■ DOCUMENT SEGMENT:
====================

Eventually Consistent Systems (CAP & Tradeoffs)
In the world of high-scale distributed systems, the dream of "strong consistency" often collapses under the weight of global latency and the inevitability of network partitions. As staff engineers, we are frequently forced to navigate the CAP theorem—Consistency, Availability, and Partition Tolerance—knowing we can only pick two. In practice, because network partitions are a fact of life in cloud environments like AWS or GCP, the choice is almost always between AP (Availability) and CP (Consistency).
Eventually consistent systems represent the "AP" side of this coin. They prioritize responsiveness and uptime, accepting that different nodes in a cluster may briefly hold divergent versions of the same data. This pattern is not a compromise of quality but a strategic engineering choice. Companies like Amazon (DynamoDB), Netflix (Cassandra), and Uber (Ringpop) rely on eventual consistency to ensure that a user in Tokyo and a user in New York can both access the service even if the trans-Pacific cables are severed.

====================

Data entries
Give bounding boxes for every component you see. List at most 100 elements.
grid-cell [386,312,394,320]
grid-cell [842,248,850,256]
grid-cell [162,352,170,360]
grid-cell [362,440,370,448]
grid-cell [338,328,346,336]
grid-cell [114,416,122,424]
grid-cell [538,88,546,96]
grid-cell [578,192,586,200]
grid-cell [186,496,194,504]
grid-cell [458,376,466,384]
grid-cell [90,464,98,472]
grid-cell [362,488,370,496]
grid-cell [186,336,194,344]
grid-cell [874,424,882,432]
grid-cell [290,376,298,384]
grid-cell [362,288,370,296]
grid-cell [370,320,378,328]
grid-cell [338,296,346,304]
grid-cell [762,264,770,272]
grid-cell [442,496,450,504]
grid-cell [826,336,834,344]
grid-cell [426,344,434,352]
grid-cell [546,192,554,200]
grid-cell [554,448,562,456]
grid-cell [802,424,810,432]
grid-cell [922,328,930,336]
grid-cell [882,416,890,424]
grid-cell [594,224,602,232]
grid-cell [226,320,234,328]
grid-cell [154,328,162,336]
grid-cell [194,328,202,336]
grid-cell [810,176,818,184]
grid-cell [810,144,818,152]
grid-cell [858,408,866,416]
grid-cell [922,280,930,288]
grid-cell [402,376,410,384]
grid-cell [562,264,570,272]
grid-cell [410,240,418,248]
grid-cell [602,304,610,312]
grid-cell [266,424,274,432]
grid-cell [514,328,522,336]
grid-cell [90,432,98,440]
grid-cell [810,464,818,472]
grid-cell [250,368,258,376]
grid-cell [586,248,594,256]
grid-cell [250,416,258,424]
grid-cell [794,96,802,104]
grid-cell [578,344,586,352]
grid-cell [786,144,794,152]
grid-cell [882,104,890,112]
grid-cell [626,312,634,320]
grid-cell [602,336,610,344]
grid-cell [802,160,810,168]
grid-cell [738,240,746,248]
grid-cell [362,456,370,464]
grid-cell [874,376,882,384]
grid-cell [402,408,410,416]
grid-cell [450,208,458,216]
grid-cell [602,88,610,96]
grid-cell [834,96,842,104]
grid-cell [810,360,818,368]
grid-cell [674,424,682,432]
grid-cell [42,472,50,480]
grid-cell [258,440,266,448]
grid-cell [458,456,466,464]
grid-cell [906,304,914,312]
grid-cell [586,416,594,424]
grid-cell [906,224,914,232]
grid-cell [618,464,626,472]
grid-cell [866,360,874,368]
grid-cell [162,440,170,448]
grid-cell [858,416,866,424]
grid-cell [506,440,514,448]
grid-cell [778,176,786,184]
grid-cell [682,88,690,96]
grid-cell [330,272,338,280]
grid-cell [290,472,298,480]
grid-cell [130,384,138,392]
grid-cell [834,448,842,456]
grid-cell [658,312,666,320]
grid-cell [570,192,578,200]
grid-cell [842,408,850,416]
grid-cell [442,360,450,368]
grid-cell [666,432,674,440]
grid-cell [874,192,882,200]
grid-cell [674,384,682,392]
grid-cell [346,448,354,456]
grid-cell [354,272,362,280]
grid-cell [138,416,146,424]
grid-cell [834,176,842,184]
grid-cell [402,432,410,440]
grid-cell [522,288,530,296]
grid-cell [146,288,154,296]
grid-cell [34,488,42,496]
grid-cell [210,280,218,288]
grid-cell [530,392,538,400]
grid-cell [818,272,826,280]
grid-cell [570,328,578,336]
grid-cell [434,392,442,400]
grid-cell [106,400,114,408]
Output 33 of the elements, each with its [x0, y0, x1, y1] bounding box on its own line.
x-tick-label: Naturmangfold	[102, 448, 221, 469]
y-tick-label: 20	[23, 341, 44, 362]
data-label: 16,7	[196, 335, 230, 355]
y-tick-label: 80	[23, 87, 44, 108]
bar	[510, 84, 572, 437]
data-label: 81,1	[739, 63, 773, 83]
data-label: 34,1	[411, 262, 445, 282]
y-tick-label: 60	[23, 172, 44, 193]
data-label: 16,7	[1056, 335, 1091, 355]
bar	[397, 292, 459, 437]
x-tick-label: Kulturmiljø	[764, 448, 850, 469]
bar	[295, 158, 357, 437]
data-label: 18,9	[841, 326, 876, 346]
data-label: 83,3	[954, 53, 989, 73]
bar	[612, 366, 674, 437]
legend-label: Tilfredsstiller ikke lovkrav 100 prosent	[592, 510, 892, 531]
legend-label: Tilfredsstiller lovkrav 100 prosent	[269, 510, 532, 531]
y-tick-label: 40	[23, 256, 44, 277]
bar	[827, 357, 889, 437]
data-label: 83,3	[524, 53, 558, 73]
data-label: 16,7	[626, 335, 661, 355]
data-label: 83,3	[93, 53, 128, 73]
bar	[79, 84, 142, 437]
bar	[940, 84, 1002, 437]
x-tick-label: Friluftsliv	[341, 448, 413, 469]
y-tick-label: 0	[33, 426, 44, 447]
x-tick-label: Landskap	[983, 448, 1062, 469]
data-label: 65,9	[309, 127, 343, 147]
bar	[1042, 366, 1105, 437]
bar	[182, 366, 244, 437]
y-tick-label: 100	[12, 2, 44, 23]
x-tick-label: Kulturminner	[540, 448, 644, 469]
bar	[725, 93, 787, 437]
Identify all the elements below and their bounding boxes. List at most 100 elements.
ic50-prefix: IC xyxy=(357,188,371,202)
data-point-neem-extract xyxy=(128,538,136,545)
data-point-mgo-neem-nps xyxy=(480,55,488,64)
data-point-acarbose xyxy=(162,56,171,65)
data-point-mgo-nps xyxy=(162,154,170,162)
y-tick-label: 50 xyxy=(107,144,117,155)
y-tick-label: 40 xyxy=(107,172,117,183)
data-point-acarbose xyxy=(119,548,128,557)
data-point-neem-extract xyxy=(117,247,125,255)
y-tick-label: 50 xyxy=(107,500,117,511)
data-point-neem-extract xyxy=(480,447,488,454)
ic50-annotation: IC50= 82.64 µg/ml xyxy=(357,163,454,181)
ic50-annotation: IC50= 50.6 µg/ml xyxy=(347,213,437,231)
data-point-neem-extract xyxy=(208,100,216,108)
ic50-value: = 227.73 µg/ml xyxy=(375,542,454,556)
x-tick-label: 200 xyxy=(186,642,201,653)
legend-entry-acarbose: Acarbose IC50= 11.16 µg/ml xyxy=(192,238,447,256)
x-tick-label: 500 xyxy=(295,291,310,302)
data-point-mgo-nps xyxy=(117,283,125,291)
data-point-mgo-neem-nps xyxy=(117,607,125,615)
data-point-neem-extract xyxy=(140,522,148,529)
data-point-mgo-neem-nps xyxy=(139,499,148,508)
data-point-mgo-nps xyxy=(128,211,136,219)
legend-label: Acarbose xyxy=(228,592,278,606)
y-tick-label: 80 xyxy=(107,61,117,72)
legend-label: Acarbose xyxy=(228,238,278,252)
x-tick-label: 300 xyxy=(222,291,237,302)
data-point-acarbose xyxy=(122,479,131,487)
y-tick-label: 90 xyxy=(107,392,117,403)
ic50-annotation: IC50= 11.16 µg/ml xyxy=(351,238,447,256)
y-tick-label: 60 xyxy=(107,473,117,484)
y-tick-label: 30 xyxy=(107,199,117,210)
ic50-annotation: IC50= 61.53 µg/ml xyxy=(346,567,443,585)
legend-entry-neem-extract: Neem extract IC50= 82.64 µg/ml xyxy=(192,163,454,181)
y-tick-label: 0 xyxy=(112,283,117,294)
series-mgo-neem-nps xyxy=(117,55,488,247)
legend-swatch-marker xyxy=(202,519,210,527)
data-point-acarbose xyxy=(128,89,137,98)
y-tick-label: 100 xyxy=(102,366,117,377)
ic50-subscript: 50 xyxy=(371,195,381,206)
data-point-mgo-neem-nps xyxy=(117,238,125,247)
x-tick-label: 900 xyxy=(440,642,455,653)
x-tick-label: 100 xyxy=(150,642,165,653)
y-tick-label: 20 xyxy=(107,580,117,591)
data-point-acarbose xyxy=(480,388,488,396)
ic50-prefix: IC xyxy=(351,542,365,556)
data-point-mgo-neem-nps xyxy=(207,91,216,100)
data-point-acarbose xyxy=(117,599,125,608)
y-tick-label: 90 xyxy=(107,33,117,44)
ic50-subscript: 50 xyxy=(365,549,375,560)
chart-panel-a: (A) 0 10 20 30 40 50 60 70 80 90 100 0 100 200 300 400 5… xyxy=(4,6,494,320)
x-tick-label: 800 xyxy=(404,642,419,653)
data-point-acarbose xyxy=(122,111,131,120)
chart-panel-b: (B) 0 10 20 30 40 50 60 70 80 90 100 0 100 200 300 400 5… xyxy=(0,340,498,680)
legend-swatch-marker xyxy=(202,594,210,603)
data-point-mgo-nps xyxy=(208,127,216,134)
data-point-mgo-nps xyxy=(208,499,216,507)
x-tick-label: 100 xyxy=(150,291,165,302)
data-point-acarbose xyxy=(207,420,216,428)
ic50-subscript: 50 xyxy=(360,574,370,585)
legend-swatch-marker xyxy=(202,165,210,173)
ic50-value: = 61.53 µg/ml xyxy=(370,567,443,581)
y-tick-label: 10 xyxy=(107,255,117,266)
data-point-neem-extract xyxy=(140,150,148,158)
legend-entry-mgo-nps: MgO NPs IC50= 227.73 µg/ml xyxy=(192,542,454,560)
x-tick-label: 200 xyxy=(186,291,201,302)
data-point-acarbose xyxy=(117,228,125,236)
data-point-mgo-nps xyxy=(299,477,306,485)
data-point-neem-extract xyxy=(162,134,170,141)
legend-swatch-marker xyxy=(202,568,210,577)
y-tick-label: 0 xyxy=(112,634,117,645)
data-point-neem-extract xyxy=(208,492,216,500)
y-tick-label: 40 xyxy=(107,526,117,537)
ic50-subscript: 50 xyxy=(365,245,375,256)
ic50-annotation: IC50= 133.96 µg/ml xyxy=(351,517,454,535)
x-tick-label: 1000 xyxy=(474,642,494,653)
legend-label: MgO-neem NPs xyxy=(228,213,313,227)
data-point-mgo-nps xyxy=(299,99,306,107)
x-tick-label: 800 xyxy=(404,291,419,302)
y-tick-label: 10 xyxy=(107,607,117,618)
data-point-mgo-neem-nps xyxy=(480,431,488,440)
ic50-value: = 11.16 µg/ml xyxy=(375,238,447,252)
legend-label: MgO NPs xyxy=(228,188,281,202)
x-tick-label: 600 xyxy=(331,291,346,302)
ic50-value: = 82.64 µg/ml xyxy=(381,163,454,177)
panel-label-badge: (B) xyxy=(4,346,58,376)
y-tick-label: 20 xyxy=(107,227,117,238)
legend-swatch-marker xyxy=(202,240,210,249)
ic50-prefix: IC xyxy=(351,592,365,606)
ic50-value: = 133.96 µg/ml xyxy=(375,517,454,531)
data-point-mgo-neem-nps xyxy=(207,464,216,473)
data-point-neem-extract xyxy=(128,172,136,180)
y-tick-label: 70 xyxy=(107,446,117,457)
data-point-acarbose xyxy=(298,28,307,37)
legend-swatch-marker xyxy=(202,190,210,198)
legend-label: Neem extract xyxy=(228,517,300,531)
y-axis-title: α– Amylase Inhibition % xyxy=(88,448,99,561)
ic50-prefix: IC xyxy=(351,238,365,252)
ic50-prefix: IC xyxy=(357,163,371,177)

====================

■ BRIEF:
In the text on eventually consistent systems, which side of the CAP tradeoff do such systems represent? These records come from a separate source, not from the text.

■ EXPECTED ANSWER:
The "AP" side, prioritizing availability.